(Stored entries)
········

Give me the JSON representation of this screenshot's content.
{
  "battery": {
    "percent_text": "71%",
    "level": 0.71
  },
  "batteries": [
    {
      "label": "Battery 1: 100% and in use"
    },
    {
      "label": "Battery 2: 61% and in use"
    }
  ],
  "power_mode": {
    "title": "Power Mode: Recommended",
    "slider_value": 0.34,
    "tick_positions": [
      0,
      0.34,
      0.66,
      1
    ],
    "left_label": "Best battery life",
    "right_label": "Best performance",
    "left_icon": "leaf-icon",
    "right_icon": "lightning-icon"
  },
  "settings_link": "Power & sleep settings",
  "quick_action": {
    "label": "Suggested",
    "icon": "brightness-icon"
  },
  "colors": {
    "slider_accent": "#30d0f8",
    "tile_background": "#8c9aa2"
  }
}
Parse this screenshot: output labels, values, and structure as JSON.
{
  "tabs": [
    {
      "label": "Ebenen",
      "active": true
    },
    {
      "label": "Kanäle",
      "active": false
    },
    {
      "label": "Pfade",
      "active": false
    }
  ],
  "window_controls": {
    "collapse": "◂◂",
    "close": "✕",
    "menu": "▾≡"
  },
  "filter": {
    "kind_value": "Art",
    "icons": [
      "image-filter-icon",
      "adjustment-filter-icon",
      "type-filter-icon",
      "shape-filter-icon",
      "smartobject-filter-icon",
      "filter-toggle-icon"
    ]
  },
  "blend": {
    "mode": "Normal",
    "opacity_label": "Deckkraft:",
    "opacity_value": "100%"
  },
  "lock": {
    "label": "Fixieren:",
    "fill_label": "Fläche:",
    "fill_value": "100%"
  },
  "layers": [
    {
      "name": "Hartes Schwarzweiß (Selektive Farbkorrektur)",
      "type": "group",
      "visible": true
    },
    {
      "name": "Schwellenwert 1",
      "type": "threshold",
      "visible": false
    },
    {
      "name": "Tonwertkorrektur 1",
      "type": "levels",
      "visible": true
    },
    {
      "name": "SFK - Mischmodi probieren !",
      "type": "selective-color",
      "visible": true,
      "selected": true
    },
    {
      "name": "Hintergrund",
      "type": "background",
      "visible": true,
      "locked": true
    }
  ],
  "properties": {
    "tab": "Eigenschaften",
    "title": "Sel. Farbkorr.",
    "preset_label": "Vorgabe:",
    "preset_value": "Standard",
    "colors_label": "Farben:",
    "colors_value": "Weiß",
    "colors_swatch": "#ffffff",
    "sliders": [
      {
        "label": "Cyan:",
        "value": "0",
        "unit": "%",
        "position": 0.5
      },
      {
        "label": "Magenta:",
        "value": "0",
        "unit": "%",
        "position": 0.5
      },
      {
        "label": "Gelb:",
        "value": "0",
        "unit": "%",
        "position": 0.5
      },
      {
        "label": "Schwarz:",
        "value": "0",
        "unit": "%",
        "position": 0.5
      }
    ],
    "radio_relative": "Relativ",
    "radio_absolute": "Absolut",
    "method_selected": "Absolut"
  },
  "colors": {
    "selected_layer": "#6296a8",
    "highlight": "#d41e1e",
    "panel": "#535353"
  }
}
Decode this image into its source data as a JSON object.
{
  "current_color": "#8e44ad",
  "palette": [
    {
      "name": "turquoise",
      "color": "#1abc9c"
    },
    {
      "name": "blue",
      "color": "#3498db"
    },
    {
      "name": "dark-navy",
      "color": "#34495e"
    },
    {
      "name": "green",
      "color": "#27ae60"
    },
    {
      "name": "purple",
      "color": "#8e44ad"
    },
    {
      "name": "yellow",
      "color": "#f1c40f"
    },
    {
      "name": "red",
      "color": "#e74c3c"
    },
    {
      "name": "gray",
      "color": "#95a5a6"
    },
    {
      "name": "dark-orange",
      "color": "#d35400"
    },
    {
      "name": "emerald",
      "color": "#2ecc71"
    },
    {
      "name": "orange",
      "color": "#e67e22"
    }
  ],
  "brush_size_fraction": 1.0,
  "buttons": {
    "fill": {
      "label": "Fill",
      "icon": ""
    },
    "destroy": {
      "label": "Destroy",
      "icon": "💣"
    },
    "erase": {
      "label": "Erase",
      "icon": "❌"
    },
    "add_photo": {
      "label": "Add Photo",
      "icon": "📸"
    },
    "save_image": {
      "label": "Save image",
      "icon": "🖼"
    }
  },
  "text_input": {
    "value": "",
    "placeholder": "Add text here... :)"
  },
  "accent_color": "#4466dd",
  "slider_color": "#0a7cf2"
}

········

### [To be done]
Your task is to print the whole listing again exactly.

### [Result for this task]
Give me the JSON representation of this screenshot's content.
{
  "battery": {
    "percent_text": "71%",
    "level": 0.71
  },
  "batteries": [
    {
      "label": "Battery 1: 100% and in use"
    },
    {
      "label": "Battery 2: 61% and in use"
    }
  ],
  "power_mode": {
    "title": "Power Mode: Recommended",
    "slider_value": 0.34,
    "tick_positions": [
      0,
      0.34,
      0.66,
      1
    ],
    "left_label": "Best battery life",
    "right_label": "Best performance",
    "left_icon": "leaf-icon",
    "right_icon": "lightning-icon"
  },
  "settings_link": "Power & sleep settings",
  "quick_action": {
    "label": "Suggested",
    "icon": "brightness-icon"
  },
  "colors": {
    "slider_accent": "#30d0f8",
    "tile_background": "#8c9aa2"
  }
}
Parse this screenshot: output labels, values, and structure as JSON.
{
  "tabs": [
    {
      "label": "Ebenen",
      "active": true
    },
    {
      "label": "Kanäle",
      "active": false
    },
    {
      "label": "Pfade",
      "active": false
    }
  ],
  "window_controls": {
    "collapse": "◂◂",
    "close": "✕",
    "menu": "▾≡"
  },
  "filter": {
    "kind_value": "Art",
    "icons": [
      "image-filter-icon",
      "adjustment-filter-icon",
      "type-filter-icon",
      "shape-filter-icon",
      "smartobject-filter-icon",
      "filter-toggle-icon"
    ]
  },
  "blend": {
    "mode": "Normal",
    "opacity_label": "Deckkraft:",
    "opacity_value": "100%"
  },
  "lock": {
    "label": "Fixieren:",
    "fill_label": "Fläche:",
    "fill_value": "100%"
  },
  "layers": [
    {
      "name": "Hartes Schwarzweiß (Selektive Farbkorrektur)",
      "type": "group",
      "visible": true
    },
    {
      "name": "Schwellenwert 1",
      "type": "threshold",
      "visible": false
    },
    {
      "name": "Tonwertkorrektur 1",
      "type": "levels",
      "visible": true
    },
    {
      "name": "SFK - Mischmodi probieren !",
      "type": "selective-color",
      "visible": true,
      "selected": true
    },
    {
      "name": "Hintergrund",
      "type": "background",
      "visible": true,
      "locked": true
    }
  ],
  "properties": {
    "tab": "Eigenschaften",
    "title": "Sel. Farbkorr.",
    "preset_label": "Vorgabe:",
    "preset_value": "Standard",
    "colors_label": "Farben:",
    "colors_value": "Weiß",
    "colors_swatch": "#ffffff",
    "sliders": [
      {
        "label": "Cyan:",
        "value": "0",
        "unit": "%",
        "position": 0.5
      },
      {
        "label": "Magenta:",
        "value": "0",
        "unit": "%",
        "position": 0.5
      },
      {
        "label": "Gelb:",
        "value": "0",
        "unit": "%",
        "position": 0.5
      },
      {
        "label": "Schwarz:",
        "value": "0",
        "unit": "%",
        "position": 0.5
      }
    ],
    "radio_relative": "Relativ",
    "radio_absolute": "Absolut",
    "method_selected": "Absolut"
  },
  "colors": {
    "selected_layer": "#6296a8",
    "highlight": "#d41e1e",
    "panel": "#535353"
  }
}
Decode this image into its source data as a JSON object.
{
  "current_color": "#8e44ad",
  "palette": [
    {
      "name": "turquoise",
      "color": "#1abc9c"
    },
    {
      "name": "blue",
      "color": "#3498db"
    },
    {
      "name": "dark-navy",
      "color": "#34495e"
    },
    {
      "name": "green",
      "color": "#27ae60"
    },
    {
      "name": "purple",
      "color": "#8e44ad"
    },
    {
      "name": "yellow",
      "color": "#f1c40f"
    },
    {
      "name": "red",
      "color": "#e74c3c"
    },
    {
      "name": "gray",
      "color": "#95a5a6"
    },
    {
      "name": "dark-orange",
      "color": "#d35400"
    },
    {
      "name": "emerald",
      "color": "#2ecc71"
    },
    {
      "name": "orange",
      "color": "#e67e22"
    }
  ],
  "brush_size_fraction": 1.0,
  "buttons": {
    "fill": {
      "label": "Fill",
      "icon": ""
    },
    "destroy": {
      "label": "Destroy",
      "icon": "💣"
    },
    "erase": {
      "label": "Erase",
      "icon": "❌"
    },
    "add_photo": {
      "label": "Add Photo",
      "icon": "📸"
    },
    "save_image": {
      "label": "Save image",
      "icon": "🖼"
    }
  },
  "text_input": {
    "value": "",
    "placeholder": "Add text here... :)"
  },
  "accent_color": "#4466dd",
  "slider_color": "#0a7cf2"
}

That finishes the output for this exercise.